> [Listed entries]
***
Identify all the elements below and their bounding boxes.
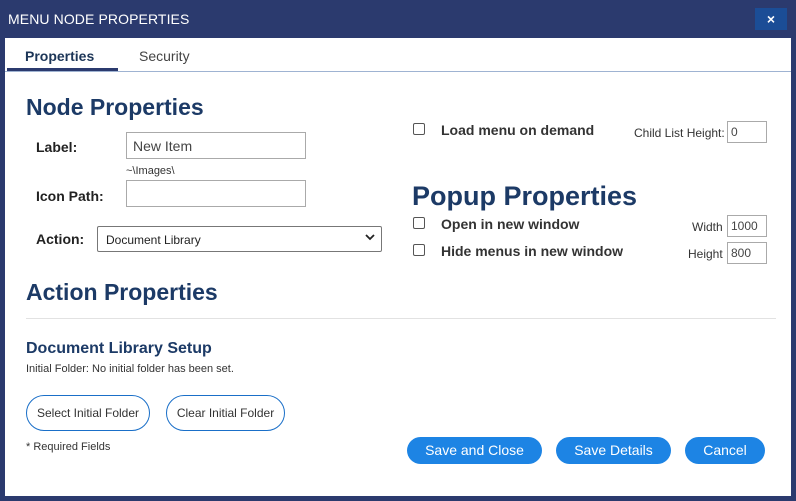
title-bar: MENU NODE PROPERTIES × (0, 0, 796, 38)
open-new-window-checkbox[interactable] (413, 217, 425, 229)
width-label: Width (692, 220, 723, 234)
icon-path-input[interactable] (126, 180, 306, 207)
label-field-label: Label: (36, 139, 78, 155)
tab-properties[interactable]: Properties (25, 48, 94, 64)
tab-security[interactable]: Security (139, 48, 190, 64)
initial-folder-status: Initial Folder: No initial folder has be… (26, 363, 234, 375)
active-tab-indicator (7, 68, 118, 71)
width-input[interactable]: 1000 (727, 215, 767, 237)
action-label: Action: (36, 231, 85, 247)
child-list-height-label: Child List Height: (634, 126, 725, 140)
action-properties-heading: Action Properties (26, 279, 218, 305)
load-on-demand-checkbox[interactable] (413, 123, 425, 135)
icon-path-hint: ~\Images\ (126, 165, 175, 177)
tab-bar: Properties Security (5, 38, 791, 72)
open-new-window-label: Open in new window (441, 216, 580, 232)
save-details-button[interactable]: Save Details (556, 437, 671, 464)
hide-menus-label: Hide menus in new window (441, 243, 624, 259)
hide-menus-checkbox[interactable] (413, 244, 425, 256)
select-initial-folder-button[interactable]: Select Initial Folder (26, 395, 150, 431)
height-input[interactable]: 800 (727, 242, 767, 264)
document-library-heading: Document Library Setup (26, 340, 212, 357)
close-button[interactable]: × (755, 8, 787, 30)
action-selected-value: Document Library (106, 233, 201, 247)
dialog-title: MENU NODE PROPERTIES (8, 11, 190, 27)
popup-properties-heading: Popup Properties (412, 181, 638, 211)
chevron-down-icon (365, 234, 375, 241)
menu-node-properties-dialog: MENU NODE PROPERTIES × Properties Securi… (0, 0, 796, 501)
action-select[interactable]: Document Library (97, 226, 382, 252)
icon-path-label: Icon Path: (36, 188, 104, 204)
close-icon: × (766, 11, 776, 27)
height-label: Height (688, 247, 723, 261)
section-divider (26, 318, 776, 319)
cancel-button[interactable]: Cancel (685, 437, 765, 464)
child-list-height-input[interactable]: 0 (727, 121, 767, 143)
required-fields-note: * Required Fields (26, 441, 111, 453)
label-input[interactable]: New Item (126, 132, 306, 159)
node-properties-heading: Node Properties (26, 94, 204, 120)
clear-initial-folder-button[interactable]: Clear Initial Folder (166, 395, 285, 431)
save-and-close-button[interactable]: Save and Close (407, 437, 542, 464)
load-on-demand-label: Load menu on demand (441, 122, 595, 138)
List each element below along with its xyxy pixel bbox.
***
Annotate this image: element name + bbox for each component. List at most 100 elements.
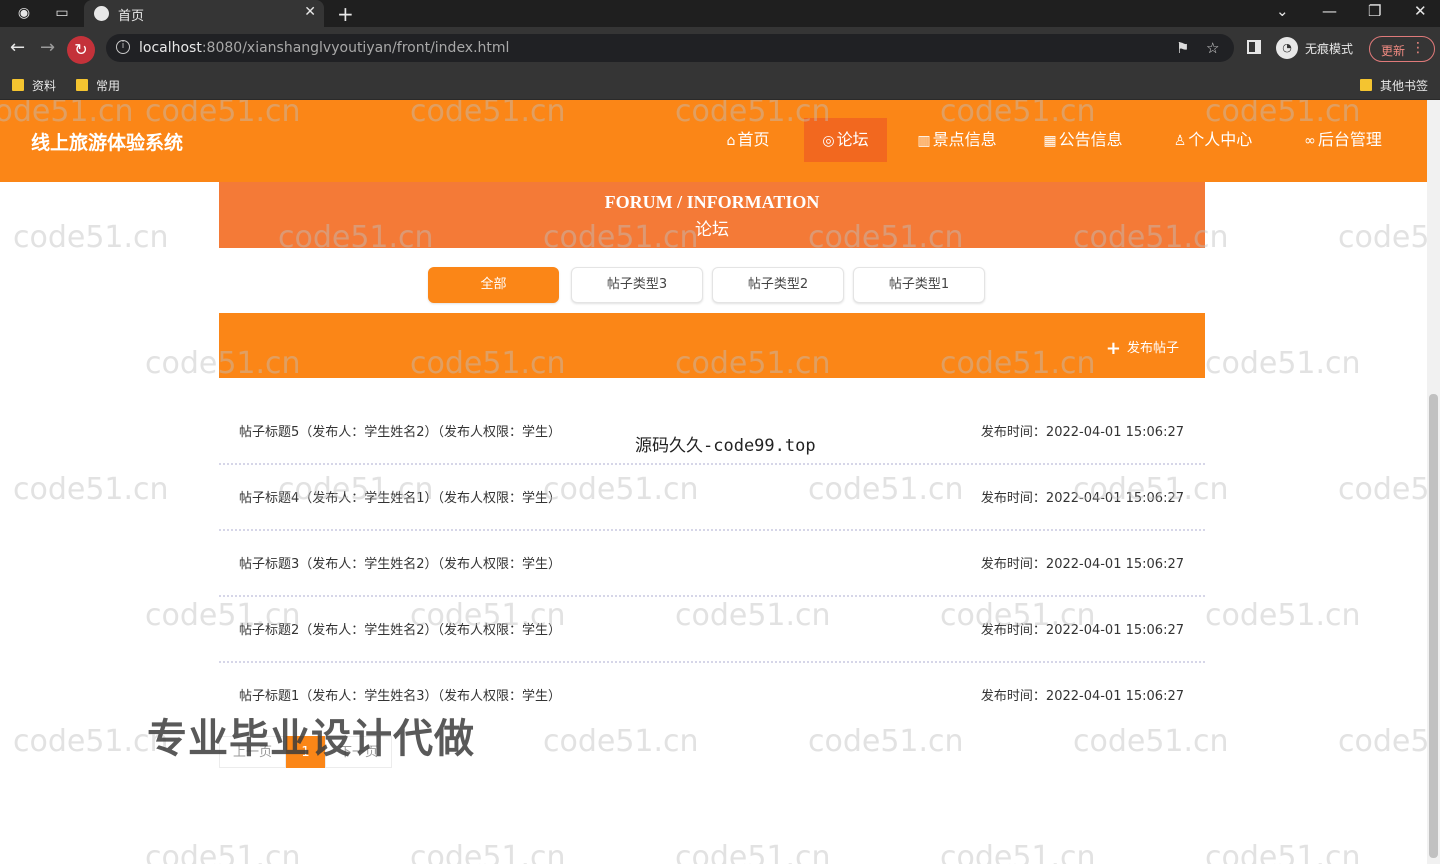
***
> [Short problem]
Please rewrite the material starting at the line containing "Identify all the" and ending at the line containing "active-tab-indicator (7, 68, 118, 71)" as a two-column CSV headed input and output, one row per entry, with each field quoted and its line breaks replaced by spaces. Leave out the pictures.

> [Result of this task]
input,output
"Identify all the elements below and their bounding boxes.","title-bar: MENU NODE PROPERTIES × (0, 0, 796, 38) open-new-window-checkbox[interactable] (413, 217, 425, 229) width-label: Width (692, 220, 723, 234) icon-path-input[interactable] (126, 180, 306, 207) label-field-label: Label: (36, 139, 78, 155) tab-properties[interactable]: Properties (25, 48, 94, 64) tab-security[interactable]: Security (139, 48, 190, 64) initial-folder-status: Initial Folder: No initial folder has be… (26, 363, 234, 375) active-tab-indicator (7, 68, 118, 71)"